[Collected data entries]
++++++++++

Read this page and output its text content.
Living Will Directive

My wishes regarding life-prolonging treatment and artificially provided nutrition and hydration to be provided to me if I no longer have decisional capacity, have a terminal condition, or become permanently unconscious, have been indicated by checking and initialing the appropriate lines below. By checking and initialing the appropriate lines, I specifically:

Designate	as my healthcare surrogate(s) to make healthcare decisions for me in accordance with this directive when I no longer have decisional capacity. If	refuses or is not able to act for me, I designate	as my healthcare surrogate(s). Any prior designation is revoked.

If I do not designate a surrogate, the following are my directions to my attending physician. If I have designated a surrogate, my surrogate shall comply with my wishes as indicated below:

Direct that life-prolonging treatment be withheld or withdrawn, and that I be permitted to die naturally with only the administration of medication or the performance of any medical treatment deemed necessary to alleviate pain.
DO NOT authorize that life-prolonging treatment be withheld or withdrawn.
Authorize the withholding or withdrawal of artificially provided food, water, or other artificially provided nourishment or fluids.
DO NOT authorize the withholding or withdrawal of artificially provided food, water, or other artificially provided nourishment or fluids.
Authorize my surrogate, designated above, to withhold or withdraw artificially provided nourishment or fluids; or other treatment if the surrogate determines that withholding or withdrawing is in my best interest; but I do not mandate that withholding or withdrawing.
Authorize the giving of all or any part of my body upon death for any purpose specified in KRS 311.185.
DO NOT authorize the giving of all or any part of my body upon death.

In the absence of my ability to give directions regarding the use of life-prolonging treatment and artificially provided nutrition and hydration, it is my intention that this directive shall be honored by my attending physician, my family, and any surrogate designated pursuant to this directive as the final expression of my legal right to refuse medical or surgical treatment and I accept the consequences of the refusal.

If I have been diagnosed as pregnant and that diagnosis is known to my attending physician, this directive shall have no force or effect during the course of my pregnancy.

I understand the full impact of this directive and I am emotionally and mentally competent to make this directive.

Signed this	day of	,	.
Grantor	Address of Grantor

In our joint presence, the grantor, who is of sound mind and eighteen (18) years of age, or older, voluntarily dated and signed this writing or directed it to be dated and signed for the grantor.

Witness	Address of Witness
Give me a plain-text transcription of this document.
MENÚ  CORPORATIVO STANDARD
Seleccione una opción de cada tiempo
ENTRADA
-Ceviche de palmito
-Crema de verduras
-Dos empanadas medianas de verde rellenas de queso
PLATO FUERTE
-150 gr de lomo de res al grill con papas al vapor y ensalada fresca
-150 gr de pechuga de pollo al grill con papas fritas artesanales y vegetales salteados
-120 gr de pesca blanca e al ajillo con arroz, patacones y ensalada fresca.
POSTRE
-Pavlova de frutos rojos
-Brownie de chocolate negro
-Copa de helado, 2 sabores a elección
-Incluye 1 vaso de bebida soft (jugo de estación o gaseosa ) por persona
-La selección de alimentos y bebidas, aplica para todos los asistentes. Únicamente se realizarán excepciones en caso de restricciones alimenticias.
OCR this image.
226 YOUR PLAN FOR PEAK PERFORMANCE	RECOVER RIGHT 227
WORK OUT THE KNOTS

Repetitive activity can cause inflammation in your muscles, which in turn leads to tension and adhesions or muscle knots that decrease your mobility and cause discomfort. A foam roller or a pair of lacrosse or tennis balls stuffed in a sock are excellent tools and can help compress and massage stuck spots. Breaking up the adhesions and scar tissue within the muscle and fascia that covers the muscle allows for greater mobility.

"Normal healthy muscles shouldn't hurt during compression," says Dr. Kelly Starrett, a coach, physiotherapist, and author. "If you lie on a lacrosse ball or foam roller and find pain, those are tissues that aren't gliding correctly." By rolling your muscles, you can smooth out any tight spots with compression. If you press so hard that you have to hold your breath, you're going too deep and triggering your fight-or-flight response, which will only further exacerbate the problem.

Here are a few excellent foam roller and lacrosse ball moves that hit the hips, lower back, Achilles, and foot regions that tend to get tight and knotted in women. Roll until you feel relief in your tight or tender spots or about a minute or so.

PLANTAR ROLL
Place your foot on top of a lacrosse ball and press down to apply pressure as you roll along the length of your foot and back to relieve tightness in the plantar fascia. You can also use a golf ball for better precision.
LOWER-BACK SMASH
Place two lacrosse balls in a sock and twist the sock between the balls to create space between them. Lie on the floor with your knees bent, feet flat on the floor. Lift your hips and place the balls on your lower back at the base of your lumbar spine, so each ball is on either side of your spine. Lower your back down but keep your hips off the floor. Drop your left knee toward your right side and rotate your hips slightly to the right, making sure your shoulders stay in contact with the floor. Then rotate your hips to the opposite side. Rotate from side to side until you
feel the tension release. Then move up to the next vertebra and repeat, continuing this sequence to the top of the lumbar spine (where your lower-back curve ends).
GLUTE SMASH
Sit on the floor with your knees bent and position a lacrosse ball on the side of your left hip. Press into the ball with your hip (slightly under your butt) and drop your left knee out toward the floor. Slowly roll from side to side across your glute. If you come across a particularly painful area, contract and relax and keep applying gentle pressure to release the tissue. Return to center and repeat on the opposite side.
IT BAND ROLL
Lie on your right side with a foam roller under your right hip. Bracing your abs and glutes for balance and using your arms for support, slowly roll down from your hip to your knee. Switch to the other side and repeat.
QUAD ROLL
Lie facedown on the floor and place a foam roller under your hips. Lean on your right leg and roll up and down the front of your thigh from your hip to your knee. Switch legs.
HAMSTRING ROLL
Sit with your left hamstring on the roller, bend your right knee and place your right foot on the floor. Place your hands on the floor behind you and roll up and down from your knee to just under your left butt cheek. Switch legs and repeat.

++++++++++

#### Exercise brief
What is the number of lines in the data above that include the word "nourishment"? Answer with that number only.

#### Output of the exercise
3